— start —

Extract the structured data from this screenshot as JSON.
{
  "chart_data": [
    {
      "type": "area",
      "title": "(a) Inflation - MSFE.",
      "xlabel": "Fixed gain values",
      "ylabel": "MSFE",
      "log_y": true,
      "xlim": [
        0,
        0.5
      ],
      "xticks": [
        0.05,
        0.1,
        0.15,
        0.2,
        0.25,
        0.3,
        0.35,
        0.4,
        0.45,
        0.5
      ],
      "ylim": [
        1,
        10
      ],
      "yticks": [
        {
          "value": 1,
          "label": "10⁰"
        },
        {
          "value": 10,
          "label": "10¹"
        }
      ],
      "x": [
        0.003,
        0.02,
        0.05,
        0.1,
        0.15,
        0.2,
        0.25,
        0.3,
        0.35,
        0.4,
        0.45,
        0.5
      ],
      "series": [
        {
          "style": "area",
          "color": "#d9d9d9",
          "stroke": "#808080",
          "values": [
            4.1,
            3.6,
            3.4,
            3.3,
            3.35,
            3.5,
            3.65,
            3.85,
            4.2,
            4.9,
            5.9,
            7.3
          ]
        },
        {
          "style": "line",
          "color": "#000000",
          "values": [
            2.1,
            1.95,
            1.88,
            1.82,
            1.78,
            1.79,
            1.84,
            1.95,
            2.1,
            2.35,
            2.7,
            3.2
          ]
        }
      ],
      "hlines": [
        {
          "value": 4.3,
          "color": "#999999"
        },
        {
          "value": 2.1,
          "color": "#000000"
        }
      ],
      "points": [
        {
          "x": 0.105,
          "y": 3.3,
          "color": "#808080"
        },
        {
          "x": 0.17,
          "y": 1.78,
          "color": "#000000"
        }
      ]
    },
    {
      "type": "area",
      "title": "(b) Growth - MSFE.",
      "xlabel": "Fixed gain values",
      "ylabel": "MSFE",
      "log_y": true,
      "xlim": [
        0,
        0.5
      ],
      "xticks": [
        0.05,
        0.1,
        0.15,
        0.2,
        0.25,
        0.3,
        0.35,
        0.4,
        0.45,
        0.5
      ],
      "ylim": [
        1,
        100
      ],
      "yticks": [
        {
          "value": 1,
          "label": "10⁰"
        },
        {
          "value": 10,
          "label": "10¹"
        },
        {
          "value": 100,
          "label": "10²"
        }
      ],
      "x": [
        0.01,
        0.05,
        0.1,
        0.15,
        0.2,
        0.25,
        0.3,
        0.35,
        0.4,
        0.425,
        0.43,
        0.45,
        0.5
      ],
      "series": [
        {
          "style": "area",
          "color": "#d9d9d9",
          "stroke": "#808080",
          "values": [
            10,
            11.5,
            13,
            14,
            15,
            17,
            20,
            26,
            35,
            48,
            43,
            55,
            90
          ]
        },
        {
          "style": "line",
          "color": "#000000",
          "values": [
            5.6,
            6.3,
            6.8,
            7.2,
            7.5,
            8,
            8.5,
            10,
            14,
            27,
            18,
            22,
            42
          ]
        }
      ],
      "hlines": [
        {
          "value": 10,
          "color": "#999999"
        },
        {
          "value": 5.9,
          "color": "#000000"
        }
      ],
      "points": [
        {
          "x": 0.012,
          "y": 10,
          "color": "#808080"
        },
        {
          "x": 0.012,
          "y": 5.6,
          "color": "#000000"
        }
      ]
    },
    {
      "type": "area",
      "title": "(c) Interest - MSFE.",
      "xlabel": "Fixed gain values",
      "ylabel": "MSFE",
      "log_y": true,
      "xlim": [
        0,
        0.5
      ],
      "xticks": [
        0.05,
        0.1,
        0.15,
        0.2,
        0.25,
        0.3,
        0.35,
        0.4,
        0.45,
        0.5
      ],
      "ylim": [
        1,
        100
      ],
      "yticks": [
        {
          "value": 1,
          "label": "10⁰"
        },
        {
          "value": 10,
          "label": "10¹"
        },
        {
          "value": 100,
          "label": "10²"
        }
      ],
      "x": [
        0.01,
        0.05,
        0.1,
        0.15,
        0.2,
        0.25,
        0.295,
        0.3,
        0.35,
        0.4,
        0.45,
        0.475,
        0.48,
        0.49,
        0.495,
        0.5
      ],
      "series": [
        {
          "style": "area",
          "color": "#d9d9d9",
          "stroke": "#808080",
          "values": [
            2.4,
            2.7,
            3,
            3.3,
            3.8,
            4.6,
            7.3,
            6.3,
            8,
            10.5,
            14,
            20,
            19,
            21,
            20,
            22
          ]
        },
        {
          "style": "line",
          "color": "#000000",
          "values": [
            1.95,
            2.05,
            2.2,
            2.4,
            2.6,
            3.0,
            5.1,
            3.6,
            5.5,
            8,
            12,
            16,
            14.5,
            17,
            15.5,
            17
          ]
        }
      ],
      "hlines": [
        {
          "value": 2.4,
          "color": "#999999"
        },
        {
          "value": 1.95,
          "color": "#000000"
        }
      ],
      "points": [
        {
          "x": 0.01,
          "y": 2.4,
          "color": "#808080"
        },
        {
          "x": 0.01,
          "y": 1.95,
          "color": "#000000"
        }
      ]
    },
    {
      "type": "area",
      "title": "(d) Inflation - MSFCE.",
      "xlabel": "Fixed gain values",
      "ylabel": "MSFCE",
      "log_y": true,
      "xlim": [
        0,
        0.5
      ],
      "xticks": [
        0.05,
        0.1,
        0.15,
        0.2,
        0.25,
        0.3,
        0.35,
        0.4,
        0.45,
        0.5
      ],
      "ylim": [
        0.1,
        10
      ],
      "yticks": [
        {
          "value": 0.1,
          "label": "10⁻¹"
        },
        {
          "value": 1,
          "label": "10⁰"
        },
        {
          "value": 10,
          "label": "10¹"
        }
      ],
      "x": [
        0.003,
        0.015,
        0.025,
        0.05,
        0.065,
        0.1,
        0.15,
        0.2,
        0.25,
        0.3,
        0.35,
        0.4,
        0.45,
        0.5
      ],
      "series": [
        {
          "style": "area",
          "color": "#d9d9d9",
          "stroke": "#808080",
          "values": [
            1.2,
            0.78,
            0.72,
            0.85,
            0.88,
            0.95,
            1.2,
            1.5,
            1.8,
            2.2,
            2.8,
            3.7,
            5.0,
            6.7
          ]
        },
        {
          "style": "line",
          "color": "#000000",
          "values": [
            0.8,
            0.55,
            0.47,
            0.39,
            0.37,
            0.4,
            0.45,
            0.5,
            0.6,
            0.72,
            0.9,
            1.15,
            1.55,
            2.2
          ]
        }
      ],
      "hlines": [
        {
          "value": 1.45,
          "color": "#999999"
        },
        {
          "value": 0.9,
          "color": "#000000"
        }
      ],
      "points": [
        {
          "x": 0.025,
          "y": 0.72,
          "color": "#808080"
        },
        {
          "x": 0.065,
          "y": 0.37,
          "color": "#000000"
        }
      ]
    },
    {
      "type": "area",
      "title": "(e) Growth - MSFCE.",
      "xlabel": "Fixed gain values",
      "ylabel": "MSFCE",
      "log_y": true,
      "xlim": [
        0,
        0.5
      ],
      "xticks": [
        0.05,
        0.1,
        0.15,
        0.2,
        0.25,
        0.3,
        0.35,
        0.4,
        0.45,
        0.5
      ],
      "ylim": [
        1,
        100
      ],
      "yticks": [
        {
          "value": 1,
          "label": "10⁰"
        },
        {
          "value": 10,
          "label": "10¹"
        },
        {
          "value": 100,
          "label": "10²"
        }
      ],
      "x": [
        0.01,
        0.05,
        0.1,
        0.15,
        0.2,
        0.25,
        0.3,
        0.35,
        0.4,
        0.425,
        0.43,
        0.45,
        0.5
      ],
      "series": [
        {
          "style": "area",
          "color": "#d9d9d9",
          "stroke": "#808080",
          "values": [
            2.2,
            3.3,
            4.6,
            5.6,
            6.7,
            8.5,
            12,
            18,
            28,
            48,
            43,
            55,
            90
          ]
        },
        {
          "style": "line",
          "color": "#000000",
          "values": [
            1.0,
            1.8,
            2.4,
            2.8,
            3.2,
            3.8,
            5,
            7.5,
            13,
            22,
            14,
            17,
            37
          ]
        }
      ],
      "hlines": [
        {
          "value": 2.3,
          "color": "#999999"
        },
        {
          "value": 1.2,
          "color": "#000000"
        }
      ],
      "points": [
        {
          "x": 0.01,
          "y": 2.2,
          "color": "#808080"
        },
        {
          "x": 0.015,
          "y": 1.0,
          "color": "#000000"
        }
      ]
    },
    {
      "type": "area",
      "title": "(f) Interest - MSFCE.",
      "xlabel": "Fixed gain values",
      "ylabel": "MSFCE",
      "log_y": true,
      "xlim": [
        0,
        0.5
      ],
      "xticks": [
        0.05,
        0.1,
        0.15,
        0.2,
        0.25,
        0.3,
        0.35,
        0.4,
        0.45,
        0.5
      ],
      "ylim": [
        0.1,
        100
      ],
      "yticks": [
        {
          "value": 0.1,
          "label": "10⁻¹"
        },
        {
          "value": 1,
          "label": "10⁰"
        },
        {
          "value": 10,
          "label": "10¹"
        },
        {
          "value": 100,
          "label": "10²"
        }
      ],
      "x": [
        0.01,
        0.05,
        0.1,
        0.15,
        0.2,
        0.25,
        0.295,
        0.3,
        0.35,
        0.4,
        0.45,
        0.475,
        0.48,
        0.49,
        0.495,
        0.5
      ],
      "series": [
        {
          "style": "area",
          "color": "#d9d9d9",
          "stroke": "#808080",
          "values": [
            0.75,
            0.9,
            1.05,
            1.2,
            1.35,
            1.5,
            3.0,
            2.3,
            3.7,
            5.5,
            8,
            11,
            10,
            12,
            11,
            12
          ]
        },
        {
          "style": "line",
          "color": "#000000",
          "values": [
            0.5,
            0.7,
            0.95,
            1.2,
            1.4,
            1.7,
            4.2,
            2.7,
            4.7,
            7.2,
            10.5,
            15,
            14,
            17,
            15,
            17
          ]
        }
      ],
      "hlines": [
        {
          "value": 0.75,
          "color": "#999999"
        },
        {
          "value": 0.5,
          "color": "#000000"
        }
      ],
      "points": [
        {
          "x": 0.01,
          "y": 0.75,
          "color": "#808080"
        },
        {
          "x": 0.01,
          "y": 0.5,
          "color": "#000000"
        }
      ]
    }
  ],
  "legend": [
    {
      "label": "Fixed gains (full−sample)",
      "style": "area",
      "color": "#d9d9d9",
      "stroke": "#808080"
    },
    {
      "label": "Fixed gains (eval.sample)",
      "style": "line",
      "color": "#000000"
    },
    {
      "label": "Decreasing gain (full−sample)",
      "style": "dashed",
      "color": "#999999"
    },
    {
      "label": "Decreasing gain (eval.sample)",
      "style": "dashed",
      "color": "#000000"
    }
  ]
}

— end —

▶ [Your goal] Find the lines above that contain the word "title" and collect them.

▶ [Final result]
      "title": "(a) Inflation - MSFE.",
      "title": "(b) Growth - MSFE.",
      "title": "(c) Interest - MSFE.",
      "title": "(d) Inflation - MSFCE.",
      "title": "(e) Growth - MSFCE.",
      "title": "(f) Interest - MSFCE.",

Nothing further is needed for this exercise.